◆ Directive
Return the lines below exactly, starting with the line that contains "Read out every word on this page." and stopping after the last line.

(Dataset records)
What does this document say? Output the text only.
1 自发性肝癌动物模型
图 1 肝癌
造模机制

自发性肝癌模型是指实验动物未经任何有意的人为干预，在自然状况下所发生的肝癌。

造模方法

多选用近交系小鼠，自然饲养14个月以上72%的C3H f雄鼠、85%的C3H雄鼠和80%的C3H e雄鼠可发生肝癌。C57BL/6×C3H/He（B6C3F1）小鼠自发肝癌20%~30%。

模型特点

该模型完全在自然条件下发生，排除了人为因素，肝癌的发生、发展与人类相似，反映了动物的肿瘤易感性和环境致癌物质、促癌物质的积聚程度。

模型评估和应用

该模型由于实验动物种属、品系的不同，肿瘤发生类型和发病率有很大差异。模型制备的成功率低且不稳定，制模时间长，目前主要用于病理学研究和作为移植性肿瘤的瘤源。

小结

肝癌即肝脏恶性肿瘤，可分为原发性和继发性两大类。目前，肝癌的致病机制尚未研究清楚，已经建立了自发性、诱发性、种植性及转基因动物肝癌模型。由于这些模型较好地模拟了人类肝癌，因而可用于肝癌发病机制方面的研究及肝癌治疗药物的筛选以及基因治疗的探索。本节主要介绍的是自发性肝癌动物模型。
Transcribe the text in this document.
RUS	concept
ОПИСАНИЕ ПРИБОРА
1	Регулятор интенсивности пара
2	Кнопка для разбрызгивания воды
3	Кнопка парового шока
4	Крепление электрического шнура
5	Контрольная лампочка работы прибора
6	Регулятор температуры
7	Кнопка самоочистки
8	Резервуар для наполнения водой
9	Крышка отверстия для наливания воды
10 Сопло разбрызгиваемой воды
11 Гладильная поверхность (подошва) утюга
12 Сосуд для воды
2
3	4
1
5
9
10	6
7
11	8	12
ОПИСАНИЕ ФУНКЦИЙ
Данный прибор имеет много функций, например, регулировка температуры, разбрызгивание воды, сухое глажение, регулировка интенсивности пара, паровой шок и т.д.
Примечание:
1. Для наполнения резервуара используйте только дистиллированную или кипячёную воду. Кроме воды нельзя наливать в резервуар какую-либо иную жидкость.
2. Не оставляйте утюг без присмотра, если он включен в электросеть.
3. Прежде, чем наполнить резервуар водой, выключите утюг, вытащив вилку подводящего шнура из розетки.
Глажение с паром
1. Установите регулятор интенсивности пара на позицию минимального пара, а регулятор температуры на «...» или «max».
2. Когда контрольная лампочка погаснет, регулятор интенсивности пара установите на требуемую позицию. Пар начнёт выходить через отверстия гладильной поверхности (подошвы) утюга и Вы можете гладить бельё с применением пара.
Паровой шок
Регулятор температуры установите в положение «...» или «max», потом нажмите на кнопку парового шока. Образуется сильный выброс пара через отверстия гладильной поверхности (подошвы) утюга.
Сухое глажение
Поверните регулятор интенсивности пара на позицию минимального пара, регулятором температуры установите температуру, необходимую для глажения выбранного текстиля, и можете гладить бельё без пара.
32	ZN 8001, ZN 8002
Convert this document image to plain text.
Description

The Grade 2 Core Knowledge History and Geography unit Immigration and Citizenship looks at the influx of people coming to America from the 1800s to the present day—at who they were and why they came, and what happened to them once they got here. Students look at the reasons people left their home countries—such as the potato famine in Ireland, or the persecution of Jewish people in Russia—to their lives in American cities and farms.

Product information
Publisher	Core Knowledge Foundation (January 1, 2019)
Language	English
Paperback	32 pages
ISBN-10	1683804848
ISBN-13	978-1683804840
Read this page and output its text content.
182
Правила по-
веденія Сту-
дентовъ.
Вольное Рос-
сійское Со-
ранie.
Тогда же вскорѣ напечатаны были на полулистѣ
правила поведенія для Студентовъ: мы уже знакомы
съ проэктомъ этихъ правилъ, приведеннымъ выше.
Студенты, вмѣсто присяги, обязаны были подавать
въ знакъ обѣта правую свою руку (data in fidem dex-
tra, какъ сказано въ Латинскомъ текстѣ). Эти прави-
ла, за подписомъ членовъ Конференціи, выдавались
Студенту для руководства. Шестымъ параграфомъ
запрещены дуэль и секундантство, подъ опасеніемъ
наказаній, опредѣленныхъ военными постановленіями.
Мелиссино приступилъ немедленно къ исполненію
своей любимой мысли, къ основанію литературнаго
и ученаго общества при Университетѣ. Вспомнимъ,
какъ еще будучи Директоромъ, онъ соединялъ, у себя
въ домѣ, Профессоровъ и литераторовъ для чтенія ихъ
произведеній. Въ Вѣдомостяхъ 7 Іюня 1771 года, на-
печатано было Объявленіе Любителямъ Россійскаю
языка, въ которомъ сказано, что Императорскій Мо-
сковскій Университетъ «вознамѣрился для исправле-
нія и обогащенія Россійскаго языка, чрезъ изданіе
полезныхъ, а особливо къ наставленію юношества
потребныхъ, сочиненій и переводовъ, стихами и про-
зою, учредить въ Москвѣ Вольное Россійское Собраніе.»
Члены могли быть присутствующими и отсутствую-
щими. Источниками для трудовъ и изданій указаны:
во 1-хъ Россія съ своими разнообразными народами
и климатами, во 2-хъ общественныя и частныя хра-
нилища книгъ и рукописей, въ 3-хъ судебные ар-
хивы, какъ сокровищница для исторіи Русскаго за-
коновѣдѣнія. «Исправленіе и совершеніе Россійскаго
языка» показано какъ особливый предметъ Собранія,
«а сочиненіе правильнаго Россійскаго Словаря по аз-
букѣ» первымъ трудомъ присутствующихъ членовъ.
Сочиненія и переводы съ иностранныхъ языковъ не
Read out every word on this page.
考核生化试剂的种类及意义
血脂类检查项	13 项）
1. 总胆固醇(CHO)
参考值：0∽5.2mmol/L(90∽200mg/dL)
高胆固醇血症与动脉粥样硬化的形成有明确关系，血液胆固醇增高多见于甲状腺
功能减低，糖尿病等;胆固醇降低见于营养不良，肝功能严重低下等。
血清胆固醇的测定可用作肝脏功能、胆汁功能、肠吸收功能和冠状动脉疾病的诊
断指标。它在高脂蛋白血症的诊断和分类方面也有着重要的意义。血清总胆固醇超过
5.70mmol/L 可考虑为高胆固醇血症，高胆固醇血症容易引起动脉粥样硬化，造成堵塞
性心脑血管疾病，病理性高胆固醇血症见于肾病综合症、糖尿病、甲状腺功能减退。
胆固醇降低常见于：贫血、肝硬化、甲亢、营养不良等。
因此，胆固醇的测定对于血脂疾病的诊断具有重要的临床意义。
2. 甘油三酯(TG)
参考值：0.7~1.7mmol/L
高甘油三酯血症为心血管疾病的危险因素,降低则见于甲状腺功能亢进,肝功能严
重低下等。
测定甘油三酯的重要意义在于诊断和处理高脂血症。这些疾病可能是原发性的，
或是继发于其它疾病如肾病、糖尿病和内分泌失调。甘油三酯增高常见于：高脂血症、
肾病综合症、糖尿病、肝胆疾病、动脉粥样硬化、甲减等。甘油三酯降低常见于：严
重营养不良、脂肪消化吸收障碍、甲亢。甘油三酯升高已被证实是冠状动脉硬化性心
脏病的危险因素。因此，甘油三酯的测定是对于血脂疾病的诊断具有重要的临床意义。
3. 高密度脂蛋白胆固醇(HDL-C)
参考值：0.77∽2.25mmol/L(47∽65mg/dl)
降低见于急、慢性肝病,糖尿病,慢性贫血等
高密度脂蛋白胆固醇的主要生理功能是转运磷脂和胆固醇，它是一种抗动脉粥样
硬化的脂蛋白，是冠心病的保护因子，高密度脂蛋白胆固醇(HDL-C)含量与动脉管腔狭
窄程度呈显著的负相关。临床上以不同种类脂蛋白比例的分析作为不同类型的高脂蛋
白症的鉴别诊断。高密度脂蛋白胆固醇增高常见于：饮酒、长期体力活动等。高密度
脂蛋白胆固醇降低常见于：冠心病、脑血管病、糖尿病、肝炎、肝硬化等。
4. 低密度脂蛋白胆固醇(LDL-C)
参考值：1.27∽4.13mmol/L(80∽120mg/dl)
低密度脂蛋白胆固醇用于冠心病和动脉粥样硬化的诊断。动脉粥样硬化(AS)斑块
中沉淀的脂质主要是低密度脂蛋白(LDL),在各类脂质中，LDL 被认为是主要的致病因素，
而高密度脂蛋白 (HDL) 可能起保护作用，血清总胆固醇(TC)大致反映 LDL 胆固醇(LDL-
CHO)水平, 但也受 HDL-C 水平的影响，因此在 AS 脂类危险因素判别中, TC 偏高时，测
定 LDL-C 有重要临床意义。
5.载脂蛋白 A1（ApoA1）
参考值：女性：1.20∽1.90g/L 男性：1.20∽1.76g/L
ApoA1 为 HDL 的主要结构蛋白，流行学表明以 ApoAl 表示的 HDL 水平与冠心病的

◆ Exercise response
Read out every word on this page.
考核生化试剂的种类及意义
血脂类检查项	13 项）
1. 总胆固醇(CHO)
参考值：0∽5.2mmol/L(90∽200mg/dL)
高胆固醇血症与动脉粥样硬化的形成有明确关系，血液胆固醇增高多见于甲状腺
功能减低，糖尿病等;胆固醇降低见于营养不良，肝功能严重低下等。
血清胆固醇的测定可用作肝脏功能、胆汁功能、肠吸收功能和冠状动脉疾病的诊
断指标。它在高脂蛋白血症的诊断和分类方面也有着重要的意义。血清总胆固醇超过
5.70mmol/L 可考虑为高胆固醇血症，高胆固醇血症容易引起动脉粥样硬化，造成堵塞
性心脑血管疾病，病理性高胆固醇血症见于肾病综合症、糖尿病、甲状腺功能减退。
胆固醇降低常见于：贫血、肝硬化、甲亢、营养不良等。
因此，胆固醇的测定对于血脂疾病的诊断具有重要的临床意义。
2. 甘油三酯(TG)
参考值：0.7~1.7mmol/L
高甘油三酯血症为心血管疾病的危险因素,降低则见于甲状腺功能亢进,肝功能严
重低下等。
测定甘油三酯的重要意义在于诊断和处理高脂血症。这些疾病可能是原发性的，
或是继发于其它疾病如肾病、糖尿病和内分泌失调。甘油三酯增高常见于：高脂血症、
肾病综合症、糖尿病、肝胆疾病、动脉粥样硬化、甲减等。甘油三酯降低常见于：严
重营养不良、脂肪消化吸收障碍、甲亢。甘油三酯升高已被证实是冠状动脉硬化性心
脏病的危险因素。因此，甘油三酯的测定是对于血脂疾病的诊断具有重要的临床意义。
3. 高密度脂蛋白胆固醇(HDL-C)
参考值：0.77∽2.25mmol/L(47∽65mg/dl)
降低见于急、慢性肝病,糖尿病,慢性贫血等
高密度脂蛋白胆固醇的主要生理功能是转运磷脂和胆固醇，它是一种抗动脉粥样
硬化的脂蛋白，是冠心病的保护因子，高密度脂蛋白胆固醇(HDL-C)含量与动脉管腔狭
窄程度呈显著的负相关。临床上以不同种类脂蛋白比例的分析作为不同类型的高脂蛋
白症的鉴别诊断。高密度脂蛋白胆固醇增高常见于：饮酒、长期体力活动等。高密度
脂蛋白胆固醇降低常见于：冠心病、脑血管病、糖尿病、肝炎、肝硬化等。
4. 低密度脂蛋白胆固醇(LDL-C)
参考值：1.27∽4.13mmol/L(80∽120mg/dl)
低密度脂蛋白胆固醇用于冠心病和动脉粥样硬化的诊断。动脉粥样硬化(AS)斑块
中沉淀的脂质主要是低密度脂蛋白(LDL),在各类脂质中，LDL 被认为是主要的致病因素，
而高密度脂蛋白 (HDL) 可能起保护作用，血清总胆固醇(TC)大致反映 LDL 胆固醇(LDL-
CHO)水平, 但也受 HDL-C 水平的影响，因此在 AS 脂类危险因素判别中, TC 偏高时，测
定 LDL-C 有重要临床意义。
5.载脂蛋白 A1（ApoA1）
参考值：女性：1.20∽1.90g/L 男性：1.20∽1.76g/L
ApoA1 为 HDL 的主要结构蛋白，流行学表明以 ApoAl 表示的 HDL 水平与冠心病的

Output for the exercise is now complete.